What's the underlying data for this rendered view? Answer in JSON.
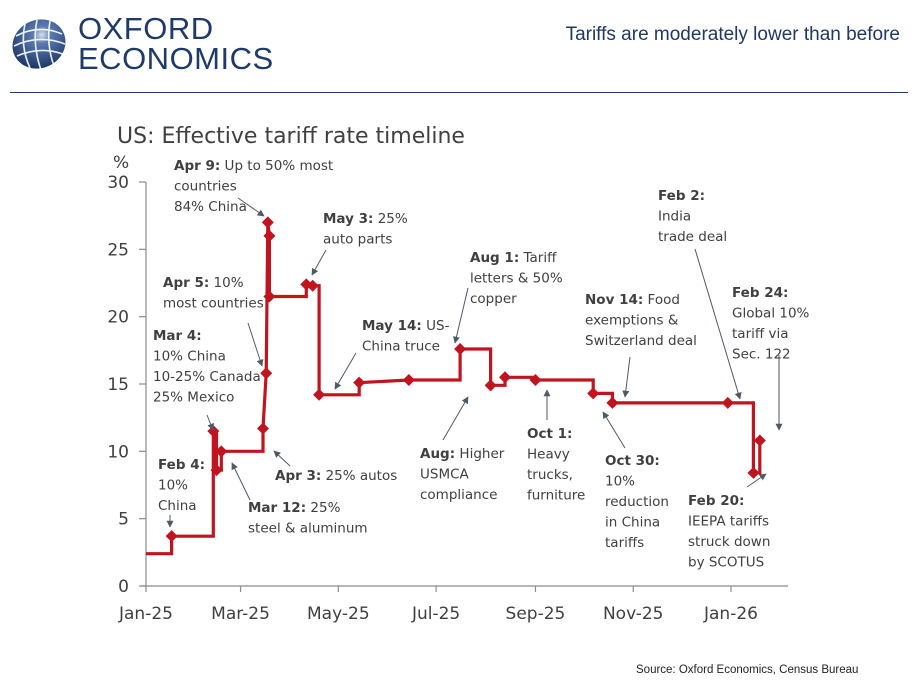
{
  "header": {
    "logo_line1": "OXFORD",
    "logo_line2": "ECONOMICS",
    "logo_icon": "globe-icon",
    "headline": "Tariffs are moderately lower than before"
  },
  "footer": {
    "source": "Source: Oxford Economics, Census Bureau"
  },
  "colors": {
    "brand_navy": "#1f3864",
    "series_red": "#c0141f",
    "text_gray": "#404040",
    "axis_gray": "#8c8c8c",
    "arrow_gray": "#505a66"
  },
  "chart_data": {
    "type": "line",
    "title": "US: Effective tariff rate timeline",
    "ylabel": "%",
    "xlabel": "",
    "ylim": [
      0,
      30
    ],
    "yticks": [
      0,
      5,
      10,
      15,
      20,
      25,
      30
    ],
    "xrange_days": [
      0,
      402
    ],
    "xticks": [
      {
        "day": 0,
        "label": "Jan-25"
      },
      {
        "day": 59,
        "label": "Mar-25"
      },
      {
        "day": 120,
        "label": "May-25"
      },
      {
        "day": 181,
        "label": "Jul-25"
      },
      {
        "day": 243,
        "label": "Sep-25"
      },
      {
        "day": 304,
        "label": "Nov-25"
      },
      {
        "day": 365,
        "label": "Jan-26"
      }
    ],
    "grid": false,
    "legend": "none",
    "series": [
      {
        "name": "Effective tariff rate",
        "points": [
          [
            0,
            2.4
          ],
          [
            16,
            2.4
          ],
          [
            16,
            3.7
          ],
          [
            42,
            3.7
          ],
          [
            42,
            11.5
          ],
          [
            44,
            11.5
          ],
          [
            44,
            8.6
          ],
          [
            47,
            8.6
          ],
          [
            47,
            10.0
          ],
          [
            73,
            10.0
          ],
          [
            73,
            11.7
          ],
          [
            75,
            15.8
          ],
          [
            76,
            27.0
          ],
          [
            77,
            26.0
          ],
          [
            77,
            21.5
          ],
          [
            100,
            21.5
          ],
          [
            100,
            22.4
          ],
          [
            104,
            22.3
          ],
          [
            108,
            22.3
          ],
          [
            108,
            14.2
          ],
          [
            133,
            14.2
          ],
          [
            133,
            15.1
          ],
          [
            164,
            15.3
          ],
          [
            196,
            15.3
          ],
          [
            196,
            17.6
          ],
          [
            215,
            17.6
          ],
          [
            215,
            14.9
          ],
          [
            224,
            14.9
          ],
          [
            224,
            15.5
          ],
          [
            243,
            15.5
          ],
          [
            243,
            15.3
          ],
          [
            279,
            15.3
          ],
          [
            279,
            14.3
          ],
          [
            291,
            14.3
          ],
          [
            291,
            13.6
          ],
          [
            373,
            13.6
          ],
          [
            379,
            13.6
          ],
          [
            379,
            8.4
          ],
          [
            383,
            8.4
          ],
          [
            383,
            10.8
          ]
        ],
        "markers": [
          [
            0,
            2.4,
            false
          ],
          [
            16,
            3.7,
            true
          ],
          [
            42,
            11.5,
            true
          ],
          [
            44,
            8.6,
            true
          ],
          [
            47,
            10.0,
            true
          ],
          [
            73,
            11.7,
            true
          ],
          [
            75,
            15.8,
            true
          ],
          [
            76,
            27.0,
            true
          ],
          [
            77,
            26.0,
            true
          ],
          [
            77,
            21.5,
            true
          ],
          [
            100,
            22.4,
            true
          ],
          [
            104,
            22.3,
            true
          ],
          [
            108,
            14.2,
            true
          ],
          [
            133,
            15.1,
            true
          ],
          [
            164,
            15.3,
            true
          ],
          [
            196,
            17.6,
            true
          ],
          [
            215,
            14.9,
            true
          ],
          [
            224,
            15.5,
            true
          ],
          [
            243,
            15.3,
            true
          ],
          [
            279,
            14.3,
            true
          ],
          [
            291,
            13.6,
            true
          ],
          [
            363,
            13.6,
            true
          ],
          [
            379,
            8.4,
            true
          ],
          [
            383,
            10.8,
            true
          ]
        ]
      }
    ],
    "annotations": [
      {
        "bold": "Apr 9:",
        "text": [
          "Up to 50% most",
          "countries",
          "84% China"
        ]
      },
      {
        "bold": "May 3:",
        "text": [
          "25%",
          "auto parts"
        ]
      },
      {
        "bold": "Apr 5:",
        "text": [
          "10%",
          "most countries"
        ]
      },
      {
        "bold": "Mar 4:",
        "text": [
          "",
          "10% China",
          "10-25% Canada",
          "25% Mexico"
        ]
      },
      {
        "bold": "May 14:",
        "text": [
          "US-",
          "China truce"
        ]
      },
      {
        "bold": "Aug 1:",
        "text": [
          "Tariff",
          "letters & 50%",
          "copper"
        ]
      },
      {
        "bold": "Feb 4:",
        "text": [
          "",
          "10%",
          "China"
        ]
      },
      {
        "bold": "Apr 3:",
        "text": [
          "25% autos"
        ]
      },
      {
        "bold": "Mar 12:",
        "text": [
          "25%",
          "steel & aluminum"
        ]
      },
      {
        "bold": "Aug:",
        "text": [
          "Higher",
          "USMCA",
          "compliance"
        ]
      },
      {
        "bold": "Oct 1:",
        "text": [
          "",
          "Heavy",
          "trucks,",
          "furniture"
        ]
      },
      {
        "bold": "Oct 30:",
        "text": [
          "",
          "10%",
          "reduction",
          "in China",
          "tariffs"
        ]
      },
      {
        "bold": "Nov 14:",
        "text": [
          "Food",
          "exemptions &",
          "Switzerland deal"
        ]
      },
      {
        "bold": "Feb 2:",
        "text": [
          "",
          "India",
          "trade deal"
        ]
      },
      {
        "bold": "Feb 24:",
        "text": [
          "",
          "Global 10%",
          "tariff via",
          "Sec. 122"
        ]
      },
      {
        "bold": "Feb 20:",
        "text": [
          "",
          "IEEPA tariffs",
          "struck down",
          "by SCOTUS"
        ]
      }
    ]
  }
}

— Given request —
Restate the records above in full, word for word. Keep pictures out.

— Task answer —
What's the underlying data for this rendered view? Answer in JSON.
{
  "header": {
    "logo_line1": "OXFORD",
    "logo_line2": "ECONOMICS",
    "logo_icon": "globe-icon",
    "headline": "Tariffs are moderately lower than before"
  },
  "footer": {
    "source": "Source: Oxford Economics, Census Bureau"
  },
  "colors": {
    "brand_navy": "#1f3864",
    "series_red": "#c0141f",
    "text_gray": "#404040",
    "axis_gray": "#8c8c8c",
    "arrow_gray": "#505a66"
  },
  "chart_data": {
    "type": "line",
    "title": "US: Effective tariff rate timeline",
    "ylabel": "%",
    "xlabel": "",
    "ylim": [
      0,
      30
    ],
    "yticks": [
      0,
      5,
      10,
      15,
      20,
      25,
      30
    ],
    "xrange_days": [
      0,
      402
    ],
    "xticks": [
      {
        "day": 0,
        "label": "Jan-25"
      },
      {
        "day": 59,
        "label": "Mar-25"
      },
      {
        "day": 120,
        "label": "May-25"
      },
      {
        "day": 181,
        "label": "Jul-25"
      },
      {
        "day": 243,
        "label": "Sep-25"
      },
      {
        "day": 304,
        "label": "Nov-25"
      },
      {
        "day": 365,
        "label": "Jan-26"
      }
    ],
    "grid": false,
    "legend": "none",
    "series": [
      {
        "name": "Effective tariff rate",
        "points": [
          [
            0,
            2.4
          ],
          [
            16,
            2.4
          ],
          [
            16,
            3.7
          ],
          [
            42,
            3.7
          ],
          [
            42,
            11.5
          ],
          [
            44,
            11.5
          ],
          [
            44,
            8.6
          ],
          [
            47,
            8.6
          ],
          [
            47,
            10.0
          ],
          [
            73,
            10.0
          ],
          [
            73,
            11.7
          ],
          [
            75,
            15.8
          ],
          [
            76,
            27.0
          ],
          [
            77,
            26.0
          ],
          [
            77,
            21.5
          ],
          [
            100,
            21.5
          ],
          [
            100,
            22.4
          ],
          [
            104,
            22.3
          ],
          [
            108,
            22.3
          ],
          [
            108,
            14.2
          ],
          [
            133,
            14.2
          ],
          [
            133,
            15.1
          ],
          [
            164,
            15.3
          ],
          [
            196,
            15.3
          ],
          [
            196,
            17.6
          ],
          [
            215,
            17.6
          ],
          [
            215,
            14.9
          ],
          [
            224,
            14.9
          ],
          [
            224,
            15.5
          ],
          [
            243,
            15.5
          ],
          [
            243,
            15.3
          ],
          [
            279,
            15.3
          ],
          [
            279,
            14.3
          ],
          [
            291,
            14.3
          ],
          [
            291,
            13.6
          ],
          [
            373,
            13.6
          ],
          [
            379,
            13.6
          ],
          [
            379,
            8.4
          ],
          [
            383,
            8.4
          ],
          [
            383,
            10.8
          ]
        ],
        "markers": [
          [
            0,
            2.4,
            false
          ],
          [
            16,
            3.7,
            true
          ],
          [
            42,
            11.5,
            true
          ],
          [
            44,
            8.6,
            true
          ],
          [
            47,
            10.0,
            true
          ],
          [
            73,
            11.7,
            true
          ],
          [
            75,
            15.8,
            true
          ],
          [
            76,
            27.0,
            true
          ],
          [
            77,
            26.0,
            true
          ],
          [
            77,
            21.5,
            true
          ],
          [
            100,
            22.4,
            true
          ],
          [
            104,
            22.3,
            true
          ],
          [
            108,
            14.2,
            true
          ],
          [
            133,
            15.1,
            true
          ],
          [
            164,
            15.3,
            true
          ],
          [
            196,
            17.6,
            true
          ],
          [
            215,
            14.9,
            true
          ],
          [
            224,
            15.5,
            true
          ],
          [
            243,
            15.3,
            true
          ],
          [
            279,
            14.3,
            true
          ],
          [
            291,
            13.6,
            true
          ],
          [
            363,
            13.6,
            true
          ],
          [
            379,
            8.4,
            true
          ],
          [
            383,
            10.8,
            true
          ]
        ]
      }
    ],
    "annotations": [
      {
        "bold": "Apr 9:",
        "text": [
          "Up to 50% most",
          "countries",
          "84% China"
        ]
      },
      {
        "bold": "May 3:",
        "text": [
          "25%",
          "auto parts"
        ]
      },
      {
        "bold": "Apr 5:",
        "text": [
          "10%",
          "most countries"
        ]
      },
      {
        "bold": "Mar 4:",
        "text": [
          "",
          "10% China",
          "10-25% Canada",
          "25% Mexico"
        ]
      },
      {
        "bold": "May 14:",
        "text": [
          "US-",
          "China truce"
        ]
      },
      {
        "bold": "Aug 1:",
        "text": [
          "Tariff",
          "letters & 50%",
          "copper"
        ]
      },
      {
        "bold": "Feb 4:",
        "text": [
          "",
          "10%",
          "China"
        ]
      },
      {
        "bold": "Apr 3:",
        "text": [
          "25% autos"
        ]
      },
      {
        "bold": "Mar 12:",
        "text": [
          "25%",
          "steel & aluminum"
        ]
      },
      {
        "bold": "Aug:",
        "text": [
          "Higher",
          "USMCA",
          "compliance"
        ]
      },
      {
        "bold": "Oct 1:",
        "text": [
          "",
          "Heavy",
          "trucks,",
          "furniture"
        ]
      },
      {
        "bold": "Oct 30:",
        "text": [
          "",
          "10%",
          "reduction",
          "in China",
          "tariffs"
        ]
      },
      {
        "bold": "Nov 14:",
        "text": [
          "Food",
          "exemptions &",
          "Switzerland deal"
        ]
      },
      {
        "bold": "Feb 2:",
        "text": [
          "",
          "India",
          "trade deal"
        ]
      },
      {
        "bold": "Feb 24:",
        "text": [
          "",
          "Global 10%",
          "tariff via",
          "Sec. 122"
        ]
      },
      {
        "bold": "Feb 20:",
        "text": [
          "",
          "IEEPA tariffs",
          "struck down",
          "by SCOTUS"
        ]
      }
    ]
  }
}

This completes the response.